=== TASK DIRECTIONS ===
Copy every line in the records below that contains the word "取得时间".

=== Data extracted from a collection ===
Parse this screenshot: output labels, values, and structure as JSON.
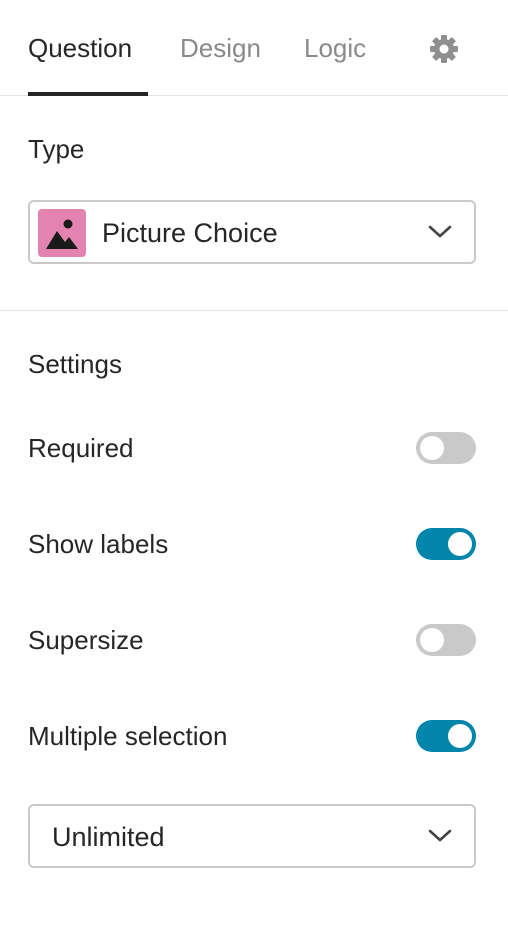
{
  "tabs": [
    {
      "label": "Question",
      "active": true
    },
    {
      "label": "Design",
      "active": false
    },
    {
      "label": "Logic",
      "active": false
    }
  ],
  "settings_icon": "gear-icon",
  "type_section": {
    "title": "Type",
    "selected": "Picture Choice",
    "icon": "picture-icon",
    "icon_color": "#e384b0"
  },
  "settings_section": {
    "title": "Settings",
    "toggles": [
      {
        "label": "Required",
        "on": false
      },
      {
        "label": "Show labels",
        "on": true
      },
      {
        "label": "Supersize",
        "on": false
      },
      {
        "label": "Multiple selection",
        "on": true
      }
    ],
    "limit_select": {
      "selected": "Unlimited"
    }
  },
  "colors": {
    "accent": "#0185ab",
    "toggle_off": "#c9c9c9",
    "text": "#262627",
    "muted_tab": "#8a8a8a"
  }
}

---

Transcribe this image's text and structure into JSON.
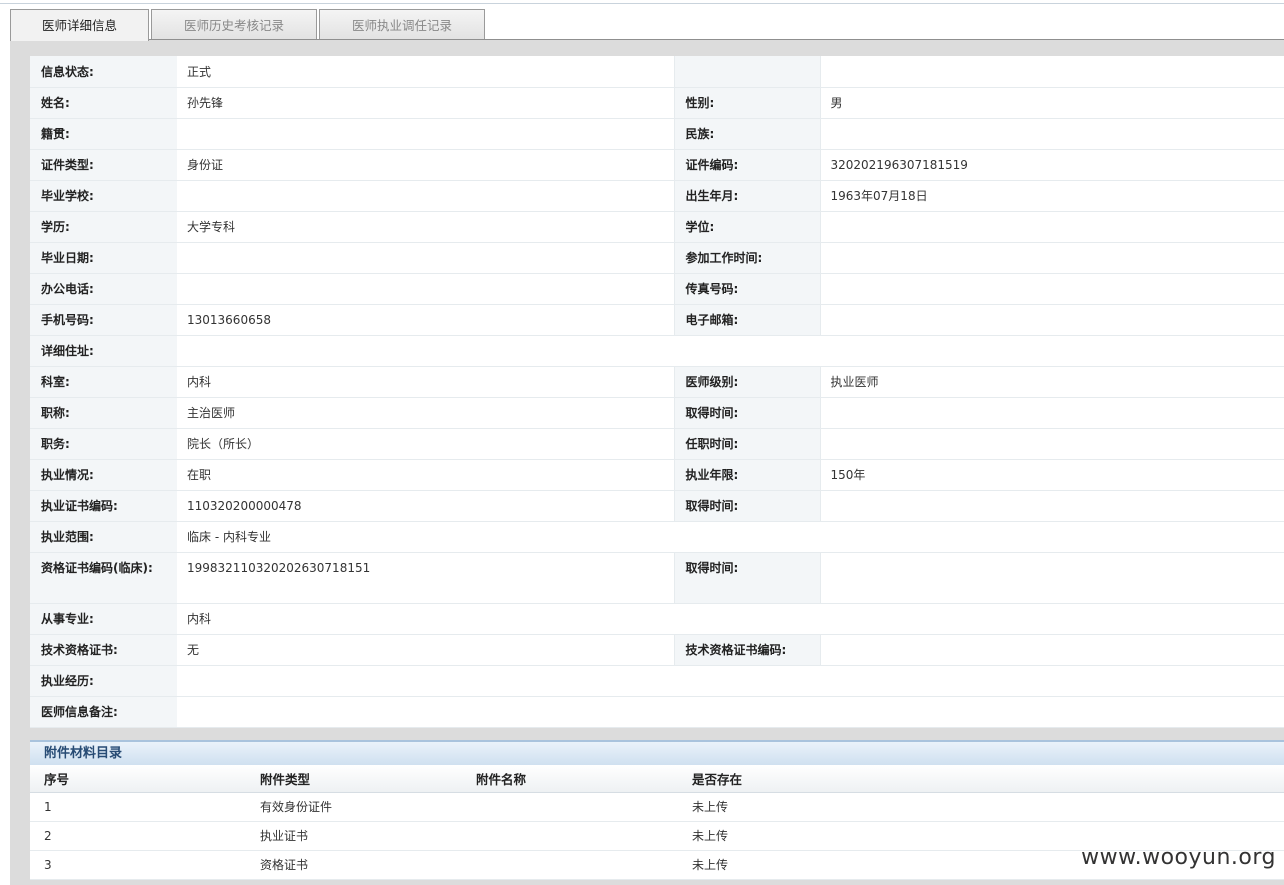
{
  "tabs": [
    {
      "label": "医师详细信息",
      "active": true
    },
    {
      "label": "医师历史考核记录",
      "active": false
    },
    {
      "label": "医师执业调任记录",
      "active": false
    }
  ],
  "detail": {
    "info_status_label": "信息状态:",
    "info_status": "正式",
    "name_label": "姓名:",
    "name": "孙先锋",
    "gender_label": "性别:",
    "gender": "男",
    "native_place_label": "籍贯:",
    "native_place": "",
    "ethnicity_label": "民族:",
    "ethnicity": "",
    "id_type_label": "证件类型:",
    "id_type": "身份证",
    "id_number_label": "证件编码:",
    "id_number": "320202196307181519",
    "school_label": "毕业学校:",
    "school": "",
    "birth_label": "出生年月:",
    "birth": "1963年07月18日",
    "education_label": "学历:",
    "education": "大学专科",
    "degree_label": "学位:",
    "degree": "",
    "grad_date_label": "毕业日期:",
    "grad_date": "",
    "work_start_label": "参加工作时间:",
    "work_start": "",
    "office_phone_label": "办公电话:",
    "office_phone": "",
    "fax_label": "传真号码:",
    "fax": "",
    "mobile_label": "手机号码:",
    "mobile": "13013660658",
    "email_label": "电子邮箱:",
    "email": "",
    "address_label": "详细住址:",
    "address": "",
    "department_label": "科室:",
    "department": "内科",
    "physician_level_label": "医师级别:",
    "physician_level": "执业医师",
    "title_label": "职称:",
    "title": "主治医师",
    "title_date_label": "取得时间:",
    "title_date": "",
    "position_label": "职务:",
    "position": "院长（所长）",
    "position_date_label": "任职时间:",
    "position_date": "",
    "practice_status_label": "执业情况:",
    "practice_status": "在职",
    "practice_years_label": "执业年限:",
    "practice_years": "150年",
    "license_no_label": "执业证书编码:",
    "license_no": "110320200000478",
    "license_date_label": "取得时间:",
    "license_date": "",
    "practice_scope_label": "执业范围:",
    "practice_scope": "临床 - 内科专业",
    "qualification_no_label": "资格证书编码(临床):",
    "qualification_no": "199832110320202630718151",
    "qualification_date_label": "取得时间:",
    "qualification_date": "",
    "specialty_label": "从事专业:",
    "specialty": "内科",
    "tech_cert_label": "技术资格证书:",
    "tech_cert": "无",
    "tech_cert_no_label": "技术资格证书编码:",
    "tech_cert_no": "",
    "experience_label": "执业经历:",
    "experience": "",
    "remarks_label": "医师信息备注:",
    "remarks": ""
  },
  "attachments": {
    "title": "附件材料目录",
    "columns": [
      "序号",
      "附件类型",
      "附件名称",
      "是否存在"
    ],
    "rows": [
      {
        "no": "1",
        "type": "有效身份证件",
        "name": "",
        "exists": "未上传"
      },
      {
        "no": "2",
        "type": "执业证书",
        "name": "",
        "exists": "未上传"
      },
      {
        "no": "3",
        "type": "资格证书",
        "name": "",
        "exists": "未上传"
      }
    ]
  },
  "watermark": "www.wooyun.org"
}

=== RESULT OF THE EXERCISE ===
    "title_date_label": "取得时间:",
    "license_date_label": "取得时间:",
    "qualification_date_label": "取得时间:",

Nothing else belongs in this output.